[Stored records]
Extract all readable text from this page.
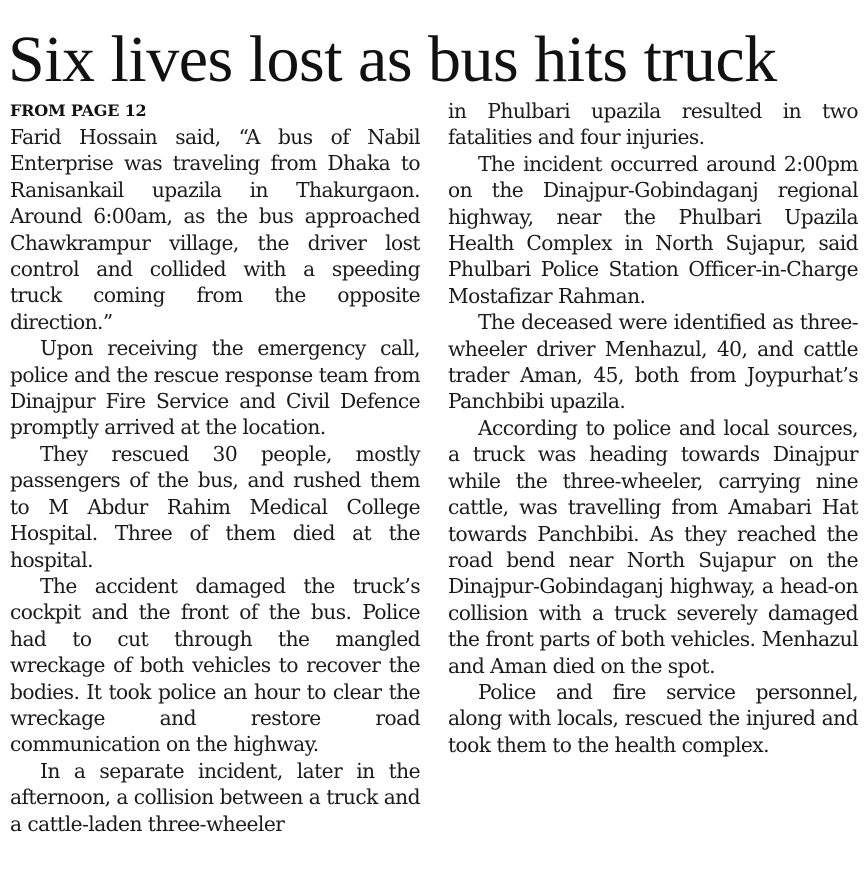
Six lives lost as bus hits truck
FROM PAGE 12

Farid Hossain said, “A bus of Nabil Enterprise was traveling from Dhaka to Ranisankail upazila in Thakurgaon. Around 6:00am, as the bus approached Chawkrampur village, the driver lost control and collided with a speeding truck coming from the opposite direction.”

Upon receiving the emergency call, police and the rescue response team from Dinajpur Fire Service and Civil Defence promptly arrived at the location.

They rescued 30 people, mostly passengers of the bus, and rushed them to M Abdur Rahim Medical College Hospital. Three of them died at the hospital.

The accident damaged the truck’s cockpit and the front of the bus. Police had to cut through the mangled wreckage of both vehicles to recover the bodies. It took police an hour to clear the wreckage and restore road communication on the highway.

In a separate incident, later in the afternoon, a collision between a truck and a cattle-laden three-wheeler

in Phulbari upazila resulted in two fatalities and four injuries.

The incident occurred around 2:00pm on the Dinajpur-Gobindaganj regional highway, near the Phulbari Upazila Health Complex in North Sujapur, said Phulbari Police Station Officer-in-Charge Mostafizar Rahman.

The deceased were identified as three-wheeler driver Menhazul, 40, and cattle trader Aman, 45, both from Joypurhat’s Panchbibi upazila.

According to police and local sources, a truck was heading towards Dinajpur while the three-wheeler, carrying nine cattle, was travelling from Amabari Hat towards Panchbibi. As they reached the road bend near North Sujapur on the Dinajpur-Gobindaganj highway, a head-on collision with a truck severely damaged the front parts of both vehicles. Menhazul and Aman died on the spot.

Police and fire service personnel, along with locals, rescued the injured and took them to the health complex.
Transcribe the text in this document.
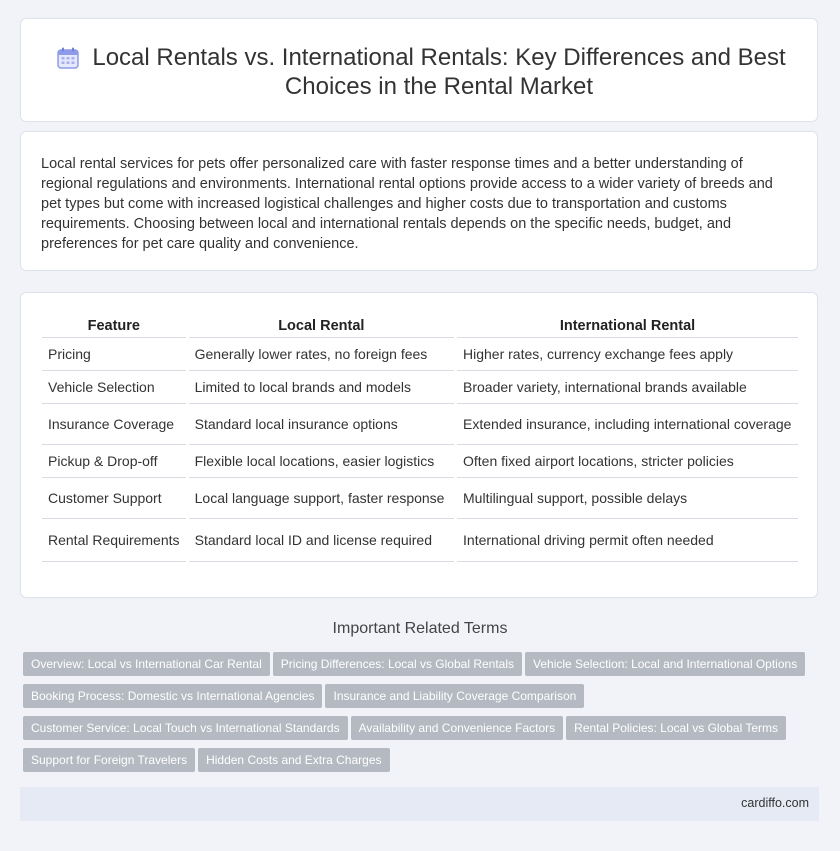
Local Rentals vs. International Rentals: Key Differences and Best Choices in the Rental Market
Local rental services for pets offer personalized care with faster response times and a better understanding of regional regulations and environments. International rental options provide access to a wider variety of breeds and pet types but come with increased logistical challenges and higher costs due to transportation and customs requirements. Choosing between local and international rentals depends on the specific needs, budget, and preferences for pet care quality and convenience.
Feature	Local Rental	International Rental
Pricing	Generally lower rates, no foreign fees	Higher rates, currency exchange fees apply
Vehicle Selection	Limited to local brands and models	Broader variety, international brands available
Insurance Coverage	Standard local insurance options	Extended insurance, including international coverage
Pickup & Drop-off	Flexible local locations, easier logistics	Often fixed airport locations, stricter policies
Customer Support	Local language support, faster response	Multilingual support, possible delays
Rental Requirements	Standard local ID and license required	International driving permit often needed
Important Related Terms
Overview: Local vs International Car Rental Pricing Differences: Local vs Global Rentals Vehicle Selection: Local and International Options
Booking Process: Domestic vs International Agencies Insurance and Liability Coverage Comparison
Customer Service: Local Touch vs International Standards Availability and Convenience Factors Rental Policies: Local vs Global Terms
Support for Foreign Travelers Hidden Costs and Extra Charges
cardiffo.com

§ SHORT EXERCISE:
How many lines in the records above contain the word "Global"? Give only the number.

§ RESULT OF THE TASK:
2